De volta ao livro, Taleb citou o trabalho do físico francês Serge Galam, um dos pais da “nova” sociofísica e que ficou famoso pelas previsões da vitória de Donald Trump em 2016, quando ninguém acreditava que seria possível. Na minha leitura de 2020, o nome de Galam passou batido como mais um dentre os muitos casos anedóticos de Taleb, envolvendo amigos do mercado financeiro e intelectuais boa-vida. A “ditadura da minoria”, na mecânica estatística, está relacionada aos conceitos de grupo de renormalização, invariância de escala e transição de fase, desenvolvidos por gente grande como os laureados pelo Nobel de Física Ken Wilson e Murray Gell-Mann (este último, um dos fundadores do SFI).

The Trump Phenomenon: a Sociophysics View (2016)

Assim como nos episódios do podcast Psicologia Matemática, solicito a você, caro leitor, um pouco de fé e paciência para entender os conceitos a seguir. Eu também tenho apenas intuições gerais sobre eles e ainda não consigo realizar as derivações e provas algébricas. Ao mesmo tempo, é importante frisar que a sociofísica não os utiliza de modo metafórico ou “elástico” (como na maldição de Sokal), de maneira que as implementações ao final do texto podem ajudar a reduzir o entendimento precário das formalizações matemáticas envolvidas.

2. Regras locais, propriedades globais

O argumento de que uma minoria estridente pode ser suficiente para mudar o comportamento da maioria é explicada por Taleb de diversas formas. A ilustração mais simples do capítulo corresponde a uma família de quatro pessoas, inicialmente sem restrições alimentares, mas cuja filha adolescente decide banir de uma vez por todas os alimentos transgênicos de sua dieta. A posição intransigente da filha levaria os demais membros a adotarem a alimentação baseada em orgânicos, afetando a família inteira.

A família avessa a transgênicos, ao ser convidada para eventos sociais por vizinhos e amigos, arrasta seus hábitos alimentares. Assim, a comunidade no entorno da família também passa a evitar transgênicos em seus encontros e os mercados locais ampliam a oferta de orgânicos. A mudança dos hábitos alimentares da residência, seguida pelo bairro, depois pela cidade, pelo país e pelo mundo teriam seu início na conduta intransigente de uma minoria persistente. Taleb sugere que uma pequena parcela, formada por cerca de 5% da população, seria capaz de tais façanhas. Ele não explica a origem da estimativa, então é outra oportunidade para explorar no modelo.

Não há nada de revolucionário nas tensões entre maiorias e minorias, bem conhecidas pelos estudiosos da psicologia social. O ponto mais importante da adesão da maioria ao comportamento da minoria, no exemplo, é que pessoas que comem transgênicos não têm problemas em comer alimentos orgânicos, mas o inverso não é verdade. Taleb olha para o mercado e para os costumes ao mesmo tempo, cumprindo a tarefa necessária e difícil de explicitar o óbvio. Regras muito duras, sejam alimentares, religiosas ou políticas, quando não representam disrupções radicais para a vida daqueles que ainda não as seguem, têm potencial de serem adotadas, desde que a posição dos já convertidos seja inegociável.
________________________
ENUNCIADO: No trecho sobre sociofísica, atualize a passagem de "Assim como nos" a "formalizações matemáticas envolvidas.", trocando "paciência" por "atenção". A listagem a seguir é um material à parte, sem relação com o trecho.

(Entradas de elementos do layout)
________________________
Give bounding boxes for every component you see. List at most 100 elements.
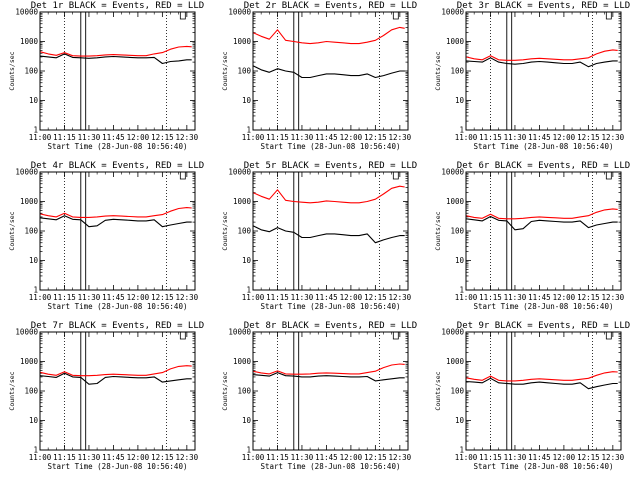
- panel-9: Det 9r BLACK = Events, RED = LLD 1 10 100 10…: [434, 321, 630, 471]
- x-tick-label: 12:15: [151, 133, 174, 142]
- y-tick-label: 10: [242, 96, 252, 105]
- y-axis-label: Counts/sec: [434, 51, 442, 90]
- y-tick-label: 100: [450, 67, 464, 76]
- series-lld-line: [252, 363, 405, 375]
- panel-6: Det 6r BLACK = Events, RED = LLD 1 10 100 10…: [434, 161, 630, 311]
- panel-title: Det 3r BLACK = Events, RED = LLD: [457, 1, 630, 11]
- marker-slab: [506, 331, 513, 451]
- plot-frame: [252, 171, 409, 291]
- panel-3: Det 3r BLACK = Events, RED = LLD 1 10 100 10…: [434, 1, 630, 151]
- x-tick-label: 11:30: [78, 453, 101, 462]
- y-axis-label: Counts/sec: [8, 51, 16, 90]
- x-tick-label: 12:15: [577, 133, 600, 142]
- y-axis-label: Counts/sec: [221, 211, 229, 250]
- x-tick-label: 12:15: [364, 293, 387, 302]
- y-axis-label: Counts/sec: [221, 51, 229, 90]
- x-tick-label: 12:00: [340, 293, 363, 302]
- x-axis-label: Start Time (28-Jun-08 10:56:40): [474, 142, 614, 151]
- x-axis-label: Start Time (28-Jun-08 10:56:40): [48, 302, 188, 311]
- plot-frame: [39, 171, 196, 291]
- marker-slab: [506, 11, 513, 131]
- series-lld-line: [465, 208, 618, 220]
- y-tick-label: 100: [24, 67, 38, 76]
- x-tick-label: 12:15: [151, 293, 174, 302]
- x-tick-label: 11:45: [315, 133, 338, 142]
- x-tick-label: 11:45: [528, 293, 551, 302]
- x-tick-label: 12:30: [176, 453, 199, 462]
- x-axis-label: Start Time (28-Jun-08 10:56:40): [48, 142, 188, 151]
- y-tick-label: 1000: [446, 37, 465, 46]
- x-tick-label: 12:15: [364, 133, 387, 142]
- series-events-line: [252, 372, 405, 382]
- y-tick-label: 10: [455, 96, 465, 105]
- y-tick-label: 10000: [228, 328, 251, 337]
- x-tick-label: 12:30: [389, 293, 412, 302]
- x-tick-label: 12:00: [340, 133, 363, 142]
- y-axis-label: Counts/sec: [221, 371, 229, 410]
- panel-1: Det 1r BLACK = Events, RED = LLD 1 10 100 10…: [8, 1, 204, 151]
- y-axis-label: Counts/sec: [434, 371, 442, 410]
- x-tick-label: 11:45: [315, 453, 338, 462]
- x-tick-label: 11:15: [53, 133, 76, 142]
- panel-2: Det 2r BLACK = Events, RED = LLD 1 10 100 10…: [221, 1, 417, 151]
- panel-title: Det 7r BLACK = Events, RED = LLD: [31, 321, 204, 331]
- y-tick-label: 10: [242, 416, 252, 425]
- series-events-line: [465, 57, 618, 68]
- y-tick-label: 1: [459, 286, 464, 295]
- series-events-line: [252, 65, 405, 79]
- y-tick-label: 1000: [233, 37, 252, 46]
- x-tick-label: 11:15: [266, 133, 289, 142]
- x-tick-label: 11:00: [29, 133, 52, 142]
- x-tick-label: 12:15: [151, 453, 174, 462]
- x-tick-label: 11:00: [455, 133, 478, 142]
- x-tick-label: 11:00: [29, 453, 52, 462]
- y-tick-label: 100: [237, 387, 251, 396]
- y-tick-label: 10: [455, 416, 465, 425]
- x-tick-label: 12:30: [602, 293, 625, 302]
- x-axis-label: Start Time (28-Jun-08 10:56:40): [261, 142, 401, 151]
- y-tick-label: 1: [33, 286, 38, 295]
- y-tick-label: 1: [33, 126, 38, 135]
- x-tick-label: 11:15: [266, 453, 289, 462]
- y-tick-label: 1: [33, 446, 38, 455]
- x-tick-label: 11:15: [266, 293, 289, 302]
- plot-frame: [39, 11, 196, 131]
- marker-flag: [179, 172, 186, 180]
- x-tick-label: 11:00: [242, 133, 265, 142]
- y-tick-label: 10000: [15, 8, 38, 17]
- x-tick-label: 12:00: [553, 453, 576, 462]
- series-lld-line: [39, 207, 192, 218]
- series-events-line: [465, 215, 618, 231]
- y-tick-label: 1000: [20, 357, 39, 366]
- x-tick-label: 12:30: [176, 293, 199, 302]
- y-axis-label: Counts/sec: [8, 371, 16, 410]
- y-axis-label: Counts/sec: [8, 211, 16, 250]
- marker-slab: [80, 171, 87, 291]
- plot-frame: [39, 331, 196, 451]
- y-tick-label: 10000: [228, 8, 251, 17]
- marker-slab: [506, 171, 513, 291]
- x-axis-label: Start Time (28-Jun-08 10:56:40): [474, 302, 614, 311]
- y-tick-label: 1000: [446, 197, 465, 206]
- x-axis-label: Start Time (28-Jun-08 10:56:40): [48, 462, 188, 471]
- plot-frame: [465, 11, 622, 131]
- x-axis-label: Start Time (28-Jun-08 10:56:40): [261, 462, 401, 471]
- x-tick-label: 12:00: [127, 133, 150, 142]
- marker-slab: [80, 11, 87, 131]
- x-tick-label: 11:00: [455, 453, 478, 462]
- series-lld-line: [465, 49, 618, 61]
- marker-slab: [293, 11, 300, 131]
- panel-7: Det 7r BLACK = Events, RED = LLD 1 10 100 10…: [8, 321, 204, 471]
- x-tick-label: 11:00: [29, 293, 52, 302]
- x-tick-label: 12:00: [340, 453, 363, 462]
- x-tick-label: 11:45: [528, 453, 551, 462]
- panel-title: Det 2r BLACK = Events, RED = LLD: [244, 1, 417, 11]
- x-axis-label: Start Time (28-Jun-08 10:56:40): [261, 302, 401, 311]
- series-lld-line: [252, 185, 405, 204]
- x-tick-label: 12:15: [577, 293, 600, 302]
- x-tick-label: 11:45: [102, 293, 125, 302]
- x-tick-label: 11:15: [479, 293, 502, 302]
- x-tick-label: 11:45: [315, 293, 338, 302]
- marker-flag: [179, 332, 186, 340]
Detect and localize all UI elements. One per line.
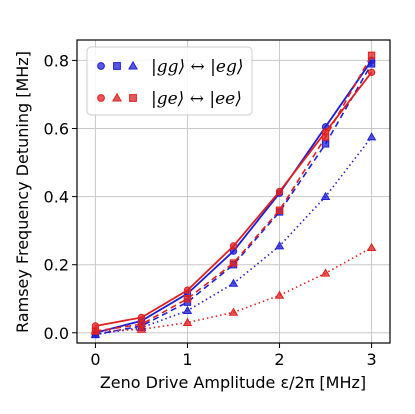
________________________
RESPOSTA COMPLETA:
Assim como nos episódios do podcast Psicologia Matemática, solicito a você, caro leitor, um pouco de fé e atenção para entender os conceitos a seguir. Eu também tenho apenas intuições gerais sobre eles e ainda não consigo realizar as derivações e provas algébricas. Ao mesmo tempo, é importante frisar que a sociofísica não os utiliza de modo metafórico ou “elástico” (como na maldição de Sokal), de maneira que as implementações ao final do texto podem ajudar a reduzir o entendimento precário das formalizações matemáticas envolvidas.